### TASK TO CARRY OUT
Gather from the listing below each line that includes the word "ultimate", and copy it.

### DATA SECTION
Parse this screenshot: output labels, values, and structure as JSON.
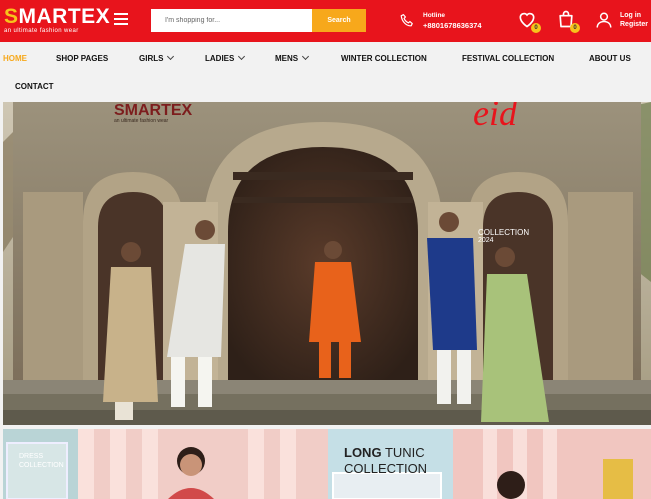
{
  "header": {
    "brand": "SMARTEX",
    "tagline": "an ultimate fashion wear",
    "search_placeholder": "I'm shopping for...",
    "search_button": "Search",
    "hotline_label": "Hotline",
    "hotline_number": "+8801678636374",
    "wishlist_count": "0",
    "cart_count": "0",
    "login_label": "Log in",
    "register_label": "Register",
    "brand_color": "#e8141c",
    "accent_color": "#f7a81b"
  },
  "nav": {
    "items": [
      {
        "label": "HOME",
        "active": true
      },
      {
        "label": "SHOP PAGES"
      },
      {
        "label": "GIRLS",
        "dropdown": true
      },
      {
        "label": "LADIES",
        "dropdown": true
      },
      {
        "label": "MENS",
        "dropdown": true
      },
      {
        "label": "WINTER COLLECTION"
      },
      {
        "label": "FESTIVAL COLLECTION"
      },
      {
        "label": "ABOUT US"
      },
      {
        "label": "CONTACT"
      }
    ]
  },
  "hero": {
    "logo": "SMARTEX",
    "logo_tagline": "an ultimate fashion wear",
    "eid": "eid",
    "collection": "COLLECTION",
    "year": "2024"
  },
  "promo": {
    "left_line1": "DRESS",
    "left_line2": "COLLECTION",
    "long_word": "LONG",
    "tunic_word": "TUNIC",
    "collection_word": "COLLECTION"
  }
}
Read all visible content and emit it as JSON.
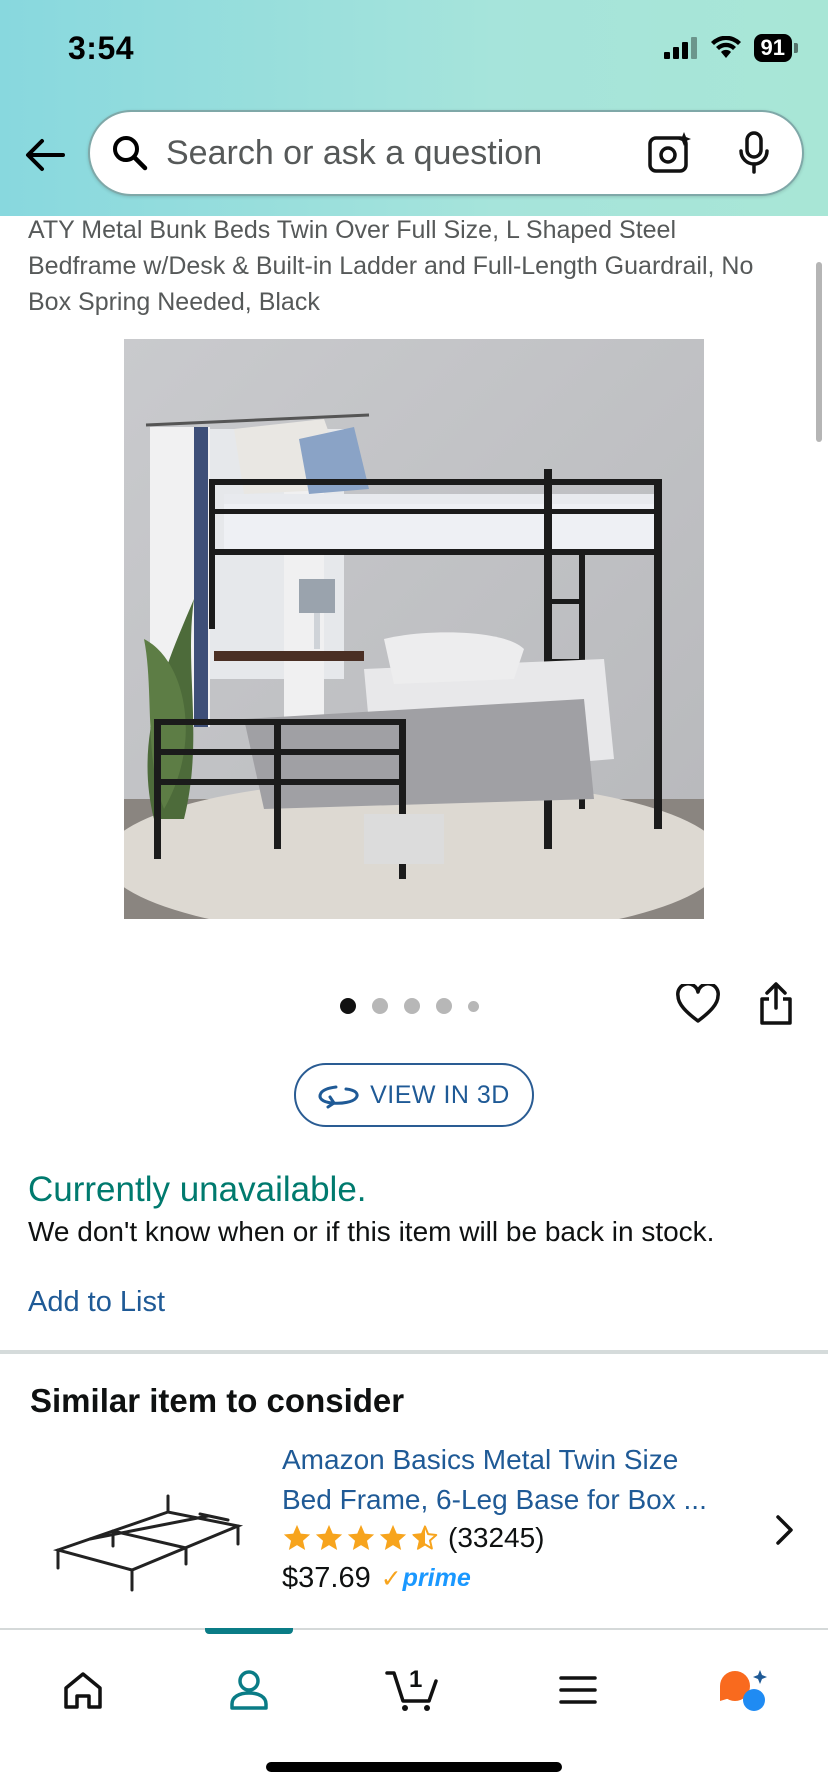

### WRITTEN RESPONSE
    "tagline": "an ultimate fashion wear",
    "logo_tagline": "an ultimate fashion wear",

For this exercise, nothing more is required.